Exercise requirements ▸ Spot each line that carries the word "order"; copy those lines.

Data shown ▸

[START]

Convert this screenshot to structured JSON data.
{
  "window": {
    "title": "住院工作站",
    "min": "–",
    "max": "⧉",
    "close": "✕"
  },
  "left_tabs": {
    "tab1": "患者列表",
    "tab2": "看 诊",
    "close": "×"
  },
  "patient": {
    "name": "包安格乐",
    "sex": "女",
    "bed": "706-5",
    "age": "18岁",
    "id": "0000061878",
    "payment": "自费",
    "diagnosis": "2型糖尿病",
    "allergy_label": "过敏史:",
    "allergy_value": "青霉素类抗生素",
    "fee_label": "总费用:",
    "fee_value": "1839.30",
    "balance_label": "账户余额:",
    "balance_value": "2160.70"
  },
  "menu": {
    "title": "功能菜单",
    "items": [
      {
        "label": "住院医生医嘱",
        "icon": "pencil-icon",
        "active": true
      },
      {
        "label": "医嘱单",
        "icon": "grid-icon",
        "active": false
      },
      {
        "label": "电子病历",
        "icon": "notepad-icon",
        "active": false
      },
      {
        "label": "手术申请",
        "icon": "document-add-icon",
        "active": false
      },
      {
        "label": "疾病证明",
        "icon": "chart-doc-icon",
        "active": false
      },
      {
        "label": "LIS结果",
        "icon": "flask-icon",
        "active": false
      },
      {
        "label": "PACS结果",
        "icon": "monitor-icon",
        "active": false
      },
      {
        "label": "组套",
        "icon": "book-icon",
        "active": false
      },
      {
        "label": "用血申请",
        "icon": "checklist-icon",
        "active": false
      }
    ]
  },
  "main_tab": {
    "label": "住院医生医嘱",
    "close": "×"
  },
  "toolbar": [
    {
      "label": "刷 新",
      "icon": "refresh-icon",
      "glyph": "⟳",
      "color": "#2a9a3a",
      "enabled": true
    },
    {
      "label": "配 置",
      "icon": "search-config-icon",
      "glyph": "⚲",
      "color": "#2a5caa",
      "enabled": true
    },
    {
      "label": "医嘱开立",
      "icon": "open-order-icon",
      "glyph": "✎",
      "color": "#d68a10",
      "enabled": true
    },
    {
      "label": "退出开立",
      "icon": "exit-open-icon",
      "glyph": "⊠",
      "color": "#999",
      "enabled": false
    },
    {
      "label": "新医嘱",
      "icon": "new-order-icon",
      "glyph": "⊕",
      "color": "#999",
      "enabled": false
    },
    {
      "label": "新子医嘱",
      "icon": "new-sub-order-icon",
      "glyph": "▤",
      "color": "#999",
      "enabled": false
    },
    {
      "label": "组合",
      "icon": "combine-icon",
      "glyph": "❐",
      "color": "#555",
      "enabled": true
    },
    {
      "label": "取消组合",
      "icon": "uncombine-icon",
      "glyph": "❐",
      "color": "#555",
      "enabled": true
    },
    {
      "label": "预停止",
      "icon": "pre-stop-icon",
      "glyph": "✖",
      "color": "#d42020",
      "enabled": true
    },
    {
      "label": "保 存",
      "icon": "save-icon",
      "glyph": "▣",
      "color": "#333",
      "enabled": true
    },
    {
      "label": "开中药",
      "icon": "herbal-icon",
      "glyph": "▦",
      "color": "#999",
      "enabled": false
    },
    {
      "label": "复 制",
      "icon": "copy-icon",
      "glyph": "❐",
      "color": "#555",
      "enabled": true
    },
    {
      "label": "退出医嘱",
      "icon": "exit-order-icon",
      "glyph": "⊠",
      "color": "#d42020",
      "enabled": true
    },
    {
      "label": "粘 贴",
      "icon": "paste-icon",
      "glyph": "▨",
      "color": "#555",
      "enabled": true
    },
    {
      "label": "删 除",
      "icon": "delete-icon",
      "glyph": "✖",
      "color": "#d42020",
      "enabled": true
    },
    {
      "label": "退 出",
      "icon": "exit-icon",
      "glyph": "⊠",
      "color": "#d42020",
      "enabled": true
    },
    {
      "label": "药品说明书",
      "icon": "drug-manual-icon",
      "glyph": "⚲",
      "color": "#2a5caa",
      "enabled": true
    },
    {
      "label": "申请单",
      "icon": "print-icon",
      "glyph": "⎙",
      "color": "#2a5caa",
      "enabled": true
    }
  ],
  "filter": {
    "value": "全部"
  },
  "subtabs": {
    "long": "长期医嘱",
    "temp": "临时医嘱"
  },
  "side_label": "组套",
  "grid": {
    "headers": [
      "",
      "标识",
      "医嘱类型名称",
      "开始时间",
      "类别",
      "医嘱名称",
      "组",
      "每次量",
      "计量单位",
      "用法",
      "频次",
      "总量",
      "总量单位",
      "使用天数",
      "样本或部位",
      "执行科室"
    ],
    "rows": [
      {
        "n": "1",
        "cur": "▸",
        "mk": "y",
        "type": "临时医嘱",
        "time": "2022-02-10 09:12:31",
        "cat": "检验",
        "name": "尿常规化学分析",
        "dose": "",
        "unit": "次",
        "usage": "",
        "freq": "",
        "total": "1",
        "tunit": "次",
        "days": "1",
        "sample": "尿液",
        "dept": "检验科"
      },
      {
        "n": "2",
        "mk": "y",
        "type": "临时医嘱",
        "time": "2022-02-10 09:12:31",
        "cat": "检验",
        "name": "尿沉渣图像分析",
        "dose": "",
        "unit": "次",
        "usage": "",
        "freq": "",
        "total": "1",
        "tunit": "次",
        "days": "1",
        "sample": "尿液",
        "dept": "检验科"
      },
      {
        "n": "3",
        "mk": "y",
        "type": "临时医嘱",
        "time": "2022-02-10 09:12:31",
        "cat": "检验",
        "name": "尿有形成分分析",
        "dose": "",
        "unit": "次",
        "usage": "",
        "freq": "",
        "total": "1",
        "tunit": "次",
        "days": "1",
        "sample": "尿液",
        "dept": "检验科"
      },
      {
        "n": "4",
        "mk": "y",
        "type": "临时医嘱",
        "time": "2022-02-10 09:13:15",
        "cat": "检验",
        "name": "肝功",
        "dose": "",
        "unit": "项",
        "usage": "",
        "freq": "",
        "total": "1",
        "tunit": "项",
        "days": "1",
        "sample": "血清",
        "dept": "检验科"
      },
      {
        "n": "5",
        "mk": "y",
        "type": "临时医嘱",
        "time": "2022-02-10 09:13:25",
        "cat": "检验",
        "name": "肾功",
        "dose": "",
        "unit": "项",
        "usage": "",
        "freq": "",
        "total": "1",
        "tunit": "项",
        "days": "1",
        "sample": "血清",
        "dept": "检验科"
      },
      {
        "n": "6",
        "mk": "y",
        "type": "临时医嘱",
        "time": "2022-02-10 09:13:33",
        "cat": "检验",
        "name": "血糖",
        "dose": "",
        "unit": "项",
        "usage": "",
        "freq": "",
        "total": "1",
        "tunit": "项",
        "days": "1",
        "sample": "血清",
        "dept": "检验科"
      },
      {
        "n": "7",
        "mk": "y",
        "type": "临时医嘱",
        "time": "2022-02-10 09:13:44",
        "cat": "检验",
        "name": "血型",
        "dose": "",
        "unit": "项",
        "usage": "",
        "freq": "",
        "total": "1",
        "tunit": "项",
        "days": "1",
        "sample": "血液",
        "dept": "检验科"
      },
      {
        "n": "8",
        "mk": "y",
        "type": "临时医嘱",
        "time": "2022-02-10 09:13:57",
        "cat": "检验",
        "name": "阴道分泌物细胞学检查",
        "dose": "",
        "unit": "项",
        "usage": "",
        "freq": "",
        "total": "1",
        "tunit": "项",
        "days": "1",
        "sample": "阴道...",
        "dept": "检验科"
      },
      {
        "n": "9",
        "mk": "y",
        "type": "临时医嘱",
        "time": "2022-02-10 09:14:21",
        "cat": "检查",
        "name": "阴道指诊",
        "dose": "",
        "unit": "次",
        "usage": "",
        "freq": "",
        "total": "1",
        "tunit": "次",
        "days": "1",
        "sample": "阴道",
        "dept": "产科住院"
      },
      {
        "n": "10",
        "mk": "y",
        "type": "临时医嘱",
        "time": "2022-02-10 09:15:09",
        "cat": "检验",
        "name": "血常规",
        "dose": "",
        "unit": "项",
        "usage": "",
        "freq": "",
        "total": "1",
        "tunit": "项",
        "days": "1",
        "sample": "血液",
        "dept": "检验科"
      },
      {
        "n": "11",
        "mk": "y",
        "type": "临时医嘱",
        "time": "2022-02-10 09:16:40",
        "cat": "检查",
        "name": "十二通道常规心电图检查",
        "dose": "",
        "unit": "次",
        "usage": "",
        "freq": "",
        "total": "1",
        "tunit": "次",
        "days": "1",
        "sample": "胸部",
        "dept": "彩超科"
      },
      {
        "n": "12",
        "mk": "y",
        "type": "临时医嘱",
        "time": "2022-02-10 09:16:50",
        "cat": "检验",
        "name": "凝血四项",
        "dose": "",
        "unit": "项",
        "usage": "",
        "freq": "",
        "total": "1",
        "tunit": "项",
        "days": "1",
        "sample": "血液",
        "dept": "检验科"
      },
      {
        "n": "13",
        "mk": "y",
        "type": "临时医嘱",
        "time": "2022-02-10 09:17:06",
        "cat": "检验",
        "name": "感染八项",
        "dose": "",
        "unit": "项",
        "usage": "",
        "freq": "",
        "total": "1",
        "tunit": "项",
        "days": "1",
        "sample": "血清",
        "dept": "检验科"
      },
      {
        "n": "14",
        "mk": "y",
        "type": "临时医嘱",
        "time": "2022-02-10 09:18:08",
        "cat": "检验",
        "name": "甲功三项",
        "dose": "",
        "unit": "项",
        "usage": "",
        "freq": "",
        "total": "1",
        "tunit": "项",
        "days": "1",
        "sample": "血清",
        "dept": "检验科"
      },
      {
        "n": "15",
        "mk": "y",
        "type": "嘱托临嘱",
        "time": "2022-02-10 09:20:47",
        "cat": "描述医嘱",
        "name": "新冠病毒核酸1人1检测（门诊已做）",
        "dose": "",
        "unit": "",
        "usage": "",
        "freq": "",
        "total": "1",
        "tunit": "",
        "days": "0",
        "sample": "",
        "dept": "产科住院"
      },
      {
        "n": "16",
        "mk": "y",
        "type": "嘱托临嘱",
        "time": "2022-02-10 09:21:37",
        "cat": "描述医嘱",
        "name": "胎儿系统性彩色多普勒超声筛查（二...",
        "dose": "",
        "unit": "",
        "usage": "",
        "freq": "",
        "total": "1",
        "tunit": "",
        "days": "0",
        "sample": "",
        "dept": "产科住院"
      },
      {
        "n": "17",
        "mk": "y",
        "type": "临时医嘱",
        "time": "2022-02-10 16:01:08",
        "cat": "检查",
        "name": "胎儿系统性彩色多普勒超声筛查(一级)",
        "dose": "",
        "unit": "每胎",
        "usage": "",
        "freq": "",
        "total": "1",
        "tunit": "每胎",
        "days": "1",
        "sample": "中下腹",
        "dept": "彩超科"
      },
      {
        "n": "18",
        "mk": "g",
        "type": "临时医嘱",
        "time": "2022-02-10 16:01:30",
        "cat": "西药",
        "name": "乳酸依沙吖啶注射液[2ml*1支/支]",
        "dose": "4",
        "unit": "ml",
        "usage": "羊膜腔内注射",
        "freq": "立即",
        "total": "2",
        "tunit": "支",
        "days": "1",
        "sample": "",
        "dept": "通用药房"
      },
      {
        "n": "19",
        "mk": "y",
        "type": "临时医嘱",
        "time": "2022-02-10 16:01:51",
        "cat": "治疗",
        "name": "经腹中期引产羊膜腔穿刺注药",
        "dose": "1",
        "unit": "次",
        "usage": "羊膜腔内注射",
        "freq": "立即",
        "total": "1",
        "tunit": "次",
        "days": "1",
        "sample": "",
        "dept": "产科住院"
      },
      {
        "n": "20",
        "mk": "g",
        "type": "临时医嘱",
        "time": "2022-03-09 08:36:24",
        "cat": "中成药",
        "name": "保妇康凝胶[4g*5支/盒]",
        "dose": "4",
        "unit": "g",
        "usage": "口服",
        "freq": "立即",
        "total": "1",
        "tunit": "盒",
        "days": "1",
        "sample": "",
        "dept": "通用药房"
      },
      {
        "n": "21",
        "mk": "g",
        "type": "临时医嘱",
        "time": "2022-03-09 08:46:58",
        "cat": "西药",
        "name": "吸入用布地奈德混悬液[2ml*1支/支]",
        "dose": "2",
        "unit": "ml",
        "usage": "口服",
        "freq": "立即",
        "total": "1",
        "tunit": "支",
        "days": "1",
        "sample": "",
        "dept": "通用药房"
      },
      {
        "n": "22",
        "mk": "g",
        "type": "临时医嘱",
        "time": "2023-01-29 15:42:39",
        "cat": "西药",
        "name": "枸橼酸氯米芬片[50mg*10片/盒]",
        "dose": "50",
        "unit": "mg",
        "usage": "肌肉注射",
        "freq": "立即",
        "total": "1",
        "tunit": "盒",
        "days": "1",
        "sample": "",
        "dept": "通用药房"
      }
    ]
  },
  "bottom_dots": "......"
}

[END]

Right answer ▸
      "icon": "open-order-icon",
      "icon": "new-order-icon",
      "icon": "new-sub-order-icon",
      "icon": "exit-order-icon",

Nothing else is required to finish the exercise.